▸ **Your instructions**
Write out all entries word for word.

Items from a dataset
________________

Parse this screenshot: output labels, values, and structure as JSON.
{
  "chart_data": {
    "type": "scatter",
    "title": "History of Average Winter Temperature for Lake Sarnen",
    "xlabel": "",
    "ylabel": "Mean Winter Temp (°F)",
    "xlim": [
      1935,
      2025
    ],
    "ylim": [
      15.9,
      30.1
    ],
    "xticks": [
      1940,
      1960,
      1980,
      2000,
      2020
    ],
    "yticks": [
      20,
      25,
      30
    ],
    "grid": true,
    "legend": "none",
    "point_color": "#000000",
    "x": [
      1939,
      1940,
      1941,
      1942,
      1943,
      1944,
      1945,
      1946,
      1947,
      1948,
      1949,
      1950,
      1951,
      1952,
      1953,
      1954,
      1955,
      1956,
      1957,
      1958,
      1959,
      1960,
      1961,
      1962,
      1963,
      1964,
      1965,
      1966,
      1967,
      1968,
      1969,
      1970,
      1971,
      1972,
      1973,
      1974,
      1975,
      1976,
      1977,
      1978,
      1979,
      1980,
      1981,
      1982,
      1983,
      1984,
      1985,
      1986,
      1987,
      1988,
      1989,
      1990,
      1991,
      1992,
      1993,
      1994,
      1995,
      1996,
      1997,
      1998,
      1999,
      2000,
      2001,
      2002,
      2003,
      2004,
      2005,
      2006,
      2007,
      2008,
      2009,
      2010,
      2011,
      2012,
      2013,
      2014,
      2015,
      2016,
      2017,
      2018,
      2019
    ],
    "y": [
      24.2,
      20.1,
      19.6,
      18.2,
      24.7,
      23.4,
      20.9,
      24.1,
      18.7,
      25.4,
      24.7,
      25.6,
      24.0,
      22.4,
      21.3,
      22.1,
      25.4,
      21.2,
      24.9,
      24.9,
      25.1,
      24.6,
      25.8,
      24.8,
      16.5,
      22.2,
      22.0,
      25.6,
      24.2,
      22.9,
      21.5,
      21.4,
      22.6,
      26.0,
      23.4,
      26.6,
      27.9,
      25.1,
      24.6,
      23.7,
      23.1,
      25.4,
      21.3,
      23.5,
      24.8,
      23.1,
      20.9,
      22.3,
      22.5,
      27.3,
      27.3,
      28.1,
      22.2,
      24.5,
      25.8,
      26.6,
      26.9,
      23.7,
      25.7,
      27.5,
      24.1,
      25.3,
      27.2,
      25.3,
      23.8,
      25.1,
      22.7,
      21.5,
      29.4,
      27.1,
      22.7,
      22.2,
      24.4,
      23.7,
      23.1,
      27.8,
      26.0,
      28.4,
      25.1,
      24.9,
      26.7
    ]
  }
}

________________

▸ **Result for this exercise**
Parse this screenshot: output labels, values, and structure as JSON.
{
  "chart_data": {
    "type": "scatter",
    "title": "History of Average Winter Temperature for Lake Sarnen",
    "xlabel": "",
    "ylabel": "Mean Winter Temp (°F)",
    "xlim": [
      1935,
      2025
    ],
    "ylim": [
      15.9,
      30.1
    ],
    "xticks": [
      1940,
      1960,
      1980,
      2000,
      2020
    ],
    "yticks": [
      20,
      25,
      30
    ],
    "grid": true,
    "legend": "none",
    "point_color": "#000000",
    "x": [
      1939,
      1940,
      1941,
      1942,
      1943,
      1944,
      1945,
      1946,
      1947,
      1948,
      1949,
      1950,
      1951,
      1952,
      1953,
      1954,
      1955,
      1956,
      1957,
      1958,
      1959,
      1960,
      1961,
      1962,
      1963,
      1964,
      1965,
      1966,
      1967,
      1968,
      1969,
      1970,
      1971,
      1972,
      1973,
      1974,
      1975,
      1976,
      1977,
      1978,
      1979,
      1980,
      1981,
      1982,
      1983,
      1984,
      1985,
      1986,
      1987,
      1988,
      1989,
      1990,
      1991,
      1992,
      1993,
      1994,
      1995,
      1996,
      1997,
      1998,
      1999,
      2000,
      2001,
      2002,
      2003,
      2004,
      2005,
      2006,
      2007,
      2008,
      2009,
      2010,
      2011,
      2012,
      2013,
      2014,
      2015,
      2016,
      2017,
      2018,
      2019
    ],
    "y": [
      24.2,
      20.1,
      19.6,
      18.2,
      24.7,
      23.4,
      20.9,
      24.1,
      18.7,
      25.4,
      24.7,
      25.6,
      24.0,
      22.4,
      21.3,
      22.1,
      25.4,
      21.2,
      24.9,
      24.9,
      25.1,
      24.6,
      25.8,
      24.8,
      16.5,
      22.2,
      22.0,
      25.6,
      24.2,
      22.9,
      21.5,
      21.4,
      22.6,
      26.0,
      23.4,
      26.6,
      27.9,
      25.1,
      24.6,
      23.7,
      23.1,
      25.4,
      21.3,
      23.5,
      24.8,
      23.1,
      20.9,
      22.3,
      22.5,
      27.3,
      27.3,
      28.1,
      22.2,
      24.5,
      25.8,
      26.6,
      26.9,
      23.7,
      25.7,
      27.5,
      24.1,
      25.3,
      27.2,
      25.3,
      23.8,
      25.1,
      22.7,
      21.5,
      29.4,
      27.1,
      22.7,
      22.2,
      24.4,
      23.7,
      23.1,
      27.8,
      26.0,
      28.4,
      25.1,
      24.9,
      26.7
    ]
  }
}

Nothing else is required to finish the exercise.